> Task statement
In the data below, find each line containing the string "eaue" and return it.

> Dataset entries
* START *
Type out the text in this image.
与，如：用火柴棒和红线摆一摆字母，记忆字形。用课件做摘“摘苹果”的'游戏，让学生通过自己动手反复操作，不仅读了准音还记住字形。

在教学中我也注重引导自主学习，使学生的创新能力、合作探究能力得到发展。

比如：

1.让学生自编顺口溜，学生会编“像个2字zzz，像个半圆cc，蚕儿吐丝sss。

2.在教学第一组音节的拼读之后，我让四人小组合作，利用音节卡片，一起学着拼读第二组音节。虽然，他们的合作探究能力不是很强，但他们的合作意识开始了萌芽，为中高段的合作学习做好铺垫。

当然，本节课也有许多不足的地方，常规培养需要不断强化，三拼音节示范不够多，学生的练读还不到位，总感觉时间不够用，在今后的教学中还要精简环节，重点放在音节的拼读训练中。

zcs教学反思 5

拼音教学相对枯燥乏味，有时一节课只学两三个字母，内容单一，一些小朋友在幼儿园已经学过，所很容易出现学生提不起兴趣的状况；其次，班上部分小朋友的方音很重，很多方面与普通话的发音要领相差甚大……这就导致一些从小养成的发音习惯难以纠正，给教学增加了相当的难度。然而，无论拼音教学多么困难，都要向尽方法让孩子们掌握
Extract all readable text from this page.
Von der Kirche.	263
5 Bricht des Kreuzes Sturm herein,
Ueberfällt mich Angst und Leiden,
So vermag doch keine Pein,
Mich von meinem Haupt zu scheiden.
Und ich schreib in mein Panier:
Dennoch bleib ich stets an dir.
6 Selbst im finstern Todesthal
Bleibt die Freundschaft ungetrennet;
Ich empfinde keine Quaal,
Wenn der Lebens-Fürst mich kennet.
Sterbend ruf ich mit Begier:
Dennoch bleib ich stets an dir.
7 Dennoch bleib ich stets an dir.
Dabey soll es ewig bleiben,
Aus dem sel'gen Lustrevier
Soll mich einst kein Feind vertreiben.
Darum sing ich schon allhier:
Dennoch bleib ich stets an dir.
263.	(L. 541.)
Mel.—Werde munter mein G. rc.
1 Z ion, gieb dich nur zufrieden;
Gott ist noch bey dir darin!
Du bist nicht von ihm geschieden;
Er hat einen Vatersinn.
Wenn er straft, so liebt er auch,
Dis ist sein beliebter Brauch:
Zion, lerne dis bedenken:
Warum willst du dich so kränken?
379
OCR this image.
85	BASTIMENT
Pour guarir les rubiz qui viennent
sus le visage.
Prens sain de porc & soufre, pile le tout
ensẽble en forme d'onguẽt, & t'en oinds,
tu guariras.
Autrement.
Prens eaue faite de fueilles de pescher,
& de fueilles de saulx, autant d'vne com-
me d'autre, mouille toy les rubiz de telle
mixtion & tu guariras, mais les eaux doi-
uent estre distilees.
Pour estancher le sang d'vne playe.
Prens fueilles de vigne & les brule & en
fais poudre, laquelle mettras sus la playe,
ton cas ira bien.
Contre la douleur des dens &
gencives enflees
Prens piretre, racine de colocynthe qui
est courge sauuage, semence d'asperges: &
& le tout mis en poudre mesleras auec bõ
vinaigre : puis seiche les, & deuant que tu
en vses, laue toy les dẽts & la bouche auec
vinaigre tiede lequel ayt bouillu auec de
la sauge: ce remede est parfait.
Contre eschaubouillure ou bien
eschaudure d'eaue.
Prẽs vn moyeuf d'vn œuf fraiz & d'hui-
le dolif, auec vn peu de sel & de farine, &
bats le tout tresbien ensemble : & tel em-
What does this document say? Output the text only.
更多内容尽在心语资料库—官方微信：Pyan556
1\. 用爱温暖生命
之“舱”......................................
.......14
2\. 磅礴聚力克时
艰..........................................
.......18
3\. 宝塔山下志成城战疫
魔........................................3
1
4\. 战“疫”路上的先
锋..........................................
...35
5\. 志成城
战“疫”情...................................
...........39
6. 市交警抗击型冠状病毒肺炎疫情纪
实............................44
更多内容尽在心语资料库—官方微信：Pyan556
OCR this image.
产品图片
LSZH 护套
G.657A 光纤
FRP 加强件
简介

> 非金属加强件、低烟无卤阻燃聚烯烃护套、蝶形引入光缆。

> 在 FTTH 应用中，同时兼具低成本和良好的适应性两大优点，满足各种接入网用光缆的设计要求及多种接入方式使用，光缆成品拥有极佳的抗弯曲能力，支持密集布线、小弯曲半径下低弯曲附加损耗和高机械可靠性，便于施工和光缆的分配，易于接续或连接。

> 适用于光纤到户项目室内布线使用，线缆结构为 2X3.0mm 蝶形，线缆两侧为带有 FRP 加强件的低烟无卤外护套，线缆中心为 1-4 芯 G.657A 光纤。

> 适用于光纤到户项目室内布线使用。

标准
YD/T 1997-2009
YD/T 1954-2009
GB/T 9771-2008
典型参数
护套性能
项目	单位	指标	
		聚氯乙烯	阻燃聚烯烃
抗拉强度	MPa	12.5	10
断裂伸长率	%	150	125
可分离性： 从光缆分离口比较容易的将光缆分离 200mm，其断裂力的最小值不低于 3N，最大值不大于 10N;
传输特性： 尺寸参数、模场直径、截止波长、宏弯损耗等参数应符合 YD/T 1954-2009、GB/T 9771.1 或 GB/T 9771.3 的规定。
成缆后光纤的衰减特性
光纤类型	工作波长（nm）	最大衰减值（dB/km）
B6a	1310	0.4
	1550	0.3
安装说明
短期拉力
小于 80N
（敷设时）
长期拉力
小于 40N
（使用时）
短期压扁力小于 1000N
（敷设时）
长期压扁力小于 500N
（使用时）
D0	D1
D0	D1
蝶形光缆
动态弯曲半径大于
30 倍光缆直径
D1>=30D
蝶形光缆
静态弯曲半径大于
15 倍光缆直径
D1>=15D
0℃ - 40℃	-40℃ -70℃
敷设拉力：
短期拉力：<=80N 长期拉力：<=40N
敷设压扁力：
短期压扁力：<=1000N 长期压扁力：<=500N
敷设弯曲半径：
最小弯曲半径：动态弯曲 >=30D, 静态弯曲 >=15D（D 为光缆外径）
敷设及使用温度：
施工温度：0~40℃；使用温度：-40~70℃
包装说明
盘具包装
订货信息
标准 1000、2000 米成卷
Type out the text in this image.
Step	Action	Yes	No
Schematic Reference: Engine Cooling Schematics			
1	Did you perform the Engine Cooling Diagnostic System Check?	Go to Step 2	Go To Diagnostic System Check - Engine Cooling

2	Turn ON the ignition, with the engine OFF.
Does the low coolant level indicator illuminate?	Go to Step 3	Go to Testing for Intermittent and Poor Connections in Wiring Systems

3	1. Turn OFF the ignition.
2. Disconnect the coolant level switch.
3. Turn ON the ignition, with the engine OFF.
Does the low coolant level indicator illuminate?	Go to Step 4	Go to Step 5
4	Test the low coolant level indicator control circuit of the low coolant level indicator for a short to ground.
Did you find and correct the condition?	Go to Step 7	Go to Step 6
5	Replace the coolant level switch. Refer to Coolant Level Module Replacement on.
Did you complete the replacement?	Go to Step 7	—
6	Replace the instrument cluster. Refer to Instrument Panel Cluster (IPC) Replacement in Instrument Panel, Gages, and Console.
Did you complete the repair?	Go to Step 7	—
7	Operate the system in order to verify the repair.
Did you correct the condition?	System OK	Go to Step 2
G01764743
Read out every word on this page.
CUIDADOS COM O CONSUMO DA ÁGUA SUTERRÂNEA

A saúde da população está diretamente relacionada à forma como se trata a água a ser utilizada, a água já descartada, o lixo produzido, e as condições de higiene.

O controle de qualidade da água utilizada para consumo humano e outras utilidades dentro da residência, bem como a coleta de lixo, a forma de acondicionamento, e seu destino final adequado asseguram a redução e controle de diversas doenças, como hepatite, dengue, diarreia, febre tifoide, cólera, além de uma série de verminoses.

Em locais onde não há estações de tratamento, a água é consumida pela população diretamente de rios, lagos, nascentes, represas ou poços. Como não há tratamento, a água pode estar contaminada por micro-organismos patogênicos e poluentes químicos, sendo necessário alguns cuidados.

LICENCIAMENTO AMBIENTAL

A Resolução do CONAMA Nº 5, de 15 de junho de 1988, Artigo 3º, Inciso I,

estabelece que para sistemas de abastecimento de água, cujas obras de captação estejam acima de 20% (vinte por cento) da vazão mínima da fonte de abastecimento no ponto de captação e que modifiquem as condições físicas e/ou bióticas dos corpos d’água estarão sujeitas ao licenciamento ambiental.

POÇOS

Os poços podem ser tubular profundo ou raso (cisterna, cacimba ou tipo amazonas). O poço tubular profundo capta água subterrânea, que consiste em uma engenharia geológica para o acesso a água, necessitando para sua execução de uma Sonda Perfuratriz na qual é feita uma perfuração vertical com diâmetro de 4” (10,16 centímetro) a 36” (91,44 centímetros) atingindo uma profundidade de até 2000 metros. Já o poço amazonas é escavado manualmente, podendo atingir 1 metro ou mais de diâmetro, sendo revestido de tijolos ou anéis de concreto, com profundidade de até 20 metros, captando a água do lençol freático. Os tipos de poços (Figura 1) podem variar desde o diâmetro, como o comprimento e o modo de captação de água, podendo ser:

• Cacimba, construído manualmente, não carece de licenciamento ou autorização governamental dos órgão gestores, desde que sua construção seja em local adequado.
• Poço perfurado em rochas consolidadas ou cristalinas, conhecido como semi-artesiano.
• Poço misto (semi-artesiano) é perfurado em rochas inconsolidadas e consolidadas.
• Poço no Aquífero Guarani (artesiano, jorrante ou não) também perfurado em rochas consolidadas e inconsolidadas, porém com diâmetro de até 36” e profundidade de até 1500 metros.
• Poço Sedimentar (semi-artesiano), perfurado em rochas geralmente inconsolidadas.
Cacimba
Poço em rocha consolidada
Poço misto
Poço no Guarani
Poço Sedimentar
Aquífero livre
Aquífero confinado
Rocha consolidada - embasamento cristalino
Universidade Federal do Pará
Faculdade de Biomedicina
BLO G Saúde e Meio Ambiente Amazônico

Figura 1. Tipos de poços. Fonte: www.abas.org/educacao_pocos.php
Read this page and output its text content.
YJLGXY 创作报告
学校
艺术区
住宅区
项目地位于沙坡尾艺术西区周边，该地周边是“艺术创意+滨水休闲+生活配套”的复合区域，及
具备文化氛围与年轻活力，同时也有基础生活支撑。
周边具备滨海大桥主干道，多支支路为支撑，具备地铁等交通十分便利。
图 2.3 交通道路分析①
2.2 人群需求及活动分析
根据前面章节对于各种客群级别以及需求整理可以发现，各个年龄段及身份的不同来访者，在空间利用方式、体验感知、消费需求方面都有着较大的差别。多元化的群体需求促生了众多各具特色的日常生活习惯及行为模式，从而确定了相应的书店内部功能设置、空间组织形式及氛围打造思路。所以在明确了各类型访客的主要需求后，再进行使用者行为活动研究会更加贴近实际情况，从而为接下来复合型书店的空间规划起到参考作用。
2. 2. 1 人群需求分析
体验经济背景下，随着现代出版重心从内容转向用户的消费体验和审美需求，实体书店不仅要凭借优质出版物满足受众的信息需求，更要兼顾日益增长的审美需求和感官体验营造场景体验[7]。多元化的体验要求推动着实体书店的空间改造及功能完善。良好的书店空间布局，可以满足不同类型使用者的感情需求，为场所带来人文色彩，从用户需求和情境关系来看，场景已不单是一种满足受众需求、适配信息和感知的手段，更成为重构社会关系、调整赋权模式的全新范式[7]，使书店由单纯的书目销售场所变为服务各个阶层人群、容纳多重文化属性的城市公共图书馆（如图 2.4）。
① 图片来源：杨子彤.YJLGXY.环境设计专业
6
* END *
> Task answer
Prens eaue faite de fueilles de pescher,
eschaudure d'eaue.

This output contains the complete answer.